----- DATASET ROWS

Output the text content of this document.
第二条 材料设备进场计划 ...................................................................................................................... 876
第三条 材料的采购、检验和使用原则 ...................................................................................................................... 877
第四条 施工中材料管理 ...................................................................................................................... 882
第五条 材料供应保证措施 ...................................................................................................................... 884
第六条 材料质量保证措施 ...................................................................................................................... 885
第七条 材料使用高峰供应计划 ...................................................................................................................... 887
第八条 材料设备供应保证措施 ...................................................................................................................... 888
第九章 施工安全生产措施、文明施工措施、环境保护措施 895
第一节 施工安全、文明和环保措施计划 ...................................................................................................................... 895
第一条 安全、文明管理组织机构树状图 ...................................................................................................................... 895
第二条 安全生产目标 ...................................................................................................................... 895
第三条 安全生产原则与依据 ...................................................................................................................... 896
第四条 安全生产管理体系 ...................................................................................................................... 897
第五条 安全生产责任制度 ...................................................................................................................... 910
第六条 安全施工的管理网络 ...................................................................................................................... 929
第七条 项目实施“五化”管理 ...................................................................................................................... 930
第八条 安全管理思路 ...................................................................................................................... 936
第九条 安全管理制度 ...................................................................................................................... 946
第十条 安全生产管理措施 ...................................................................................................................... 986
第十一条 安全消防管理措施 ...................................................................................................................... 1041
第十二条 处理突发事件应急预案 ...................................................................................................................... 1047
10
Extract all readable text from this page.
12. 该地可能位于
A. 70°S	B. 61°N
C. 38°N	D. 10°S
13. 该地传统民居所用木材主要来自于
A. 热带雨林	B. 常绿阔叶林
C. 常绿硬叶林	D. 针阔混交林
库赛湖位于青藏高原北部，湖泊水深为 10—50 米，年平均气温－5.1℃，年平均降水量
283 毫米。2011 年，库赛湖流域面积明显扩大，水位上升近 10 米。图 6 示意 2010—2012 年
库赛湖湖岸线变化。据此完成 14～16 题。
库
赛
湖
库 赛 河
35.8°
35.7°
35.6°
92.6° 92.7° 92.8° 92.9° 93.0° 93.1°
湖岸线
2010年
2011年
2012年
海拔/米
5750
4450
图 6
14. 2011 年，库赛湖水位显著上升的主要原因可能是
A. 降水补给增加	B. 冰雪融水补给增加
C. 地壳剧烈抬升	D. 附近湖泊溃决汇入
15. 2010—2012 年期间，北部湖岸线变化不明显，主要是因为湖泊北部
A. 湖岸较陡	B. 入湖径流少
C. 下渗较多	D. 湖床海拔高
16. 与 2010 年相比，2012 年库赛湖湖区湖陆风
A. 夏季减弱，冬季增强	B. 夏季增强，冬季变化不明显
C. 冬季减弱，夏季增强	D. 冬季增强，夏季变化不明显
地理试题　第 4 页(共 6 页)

----------

Nothing in the data may differ; print all of it exactly as written.

# ANSWER TO THIS TASK
Output the text content of this document.
第二条 材料设备进场计划 ...................................................................................................................... 876
第三条 材料的采购、检验和使用原则 ...................................................................................................................... 877
第四条 施工中材料管理 ...................................................................................................................... 882
第五条 材料供应保证措施 ...................................................................................................................... 884
第六条 材料质量保证措施 ...................................................................................................................... 885
第七条 材料使用高峰供应计划 ...................................................................................................................... 887
第八条 材料设备供应保证措施 ...................................................................................................................... 888
第九章 施工安全生产措施、文明施工措施、环境保护措施 895
第一节 施工安全、文明和环保措施计划 ...................................................................................................................... 895
第一条 安全、文明管理组织机构树状图 ...................................................................................................................... 895
第二条 安全生产目标 ...................................................................................................................... 895
第三条 安全生产原则与依据 ...................................................................................................................... 896
第四条 安全生产管理体系 ...................................................................................................................... 897
第五条 安全生产责任制度 ...................................................................................................................... 910
第六条 安全施工的管理网络 ...................................................................................................................... 929
第七条 项目实施“五化”管理 ...................................................................................................................... 930
第八条 安全管理思路 ...................................................................................................................... 936
第九条 安全管理制度 ...................................................................................................................... 946
第十条 安全生产管理措施 ...................................................................................................................... 986
第十一条 安全消防管理措施 ...................................................................................................................... 1041
第十二条 处理突发事件应急预案 ...................................................................................................................... 1047
10
Extract all readable text from this page.
12. 该地可能位于
A. 70°S	B. 61°N
C. 38°N	D. 10°S
13. 该地传统民居所用木材主要来自于
A. 热带雨林	B. 常绿阔叶林
C. 常绿硬叶林	D. 针阔混交林
库赛湖位于青藏高原北部，湖泊水深为 10—50 米，年平均气温－5.1℃，年平均降水量
283 毫米。2011 年，库赛湖流域面积明显扩大，水位上升近 10 米。图 6 示意 2010—2012 年
库赛湖湖岸线变化。据此完成 14～16 题。
库
赛
湖
库 赛 河
35.8°
35.7°
35.6°
92.6° 92.7° 92.8° 92.9° 93.0° 93.1°
湖岸线
2010年
2011年
2012年
海拔/米
5750
4450
图 6
14. 2011 年，库赛湖水位显著上升的主要原因可能是
A. 降水补给增加	B. 冰雪融水补给增加
C. 地壳剧烈抬升	D. 附近湖泊溃决汇入
15. 2010—2012 年期间，北部湖岸线变化不明显，主要是因为湖泊北部
A. 湖岸较陡	B. 入湖径流少
C. 下渗较多	D. 湖床海拔高
16. 与 2010 年相比，2012 年库赛湖湖区湖陆风
A. 夏季减弱，冬季增强	B. 夏季增强，冬季变化不明显
C. 冬季减弱，夏季增强	D. 冬季增强，夏季变化不明显
地理试题　第 4 页(共 6 页)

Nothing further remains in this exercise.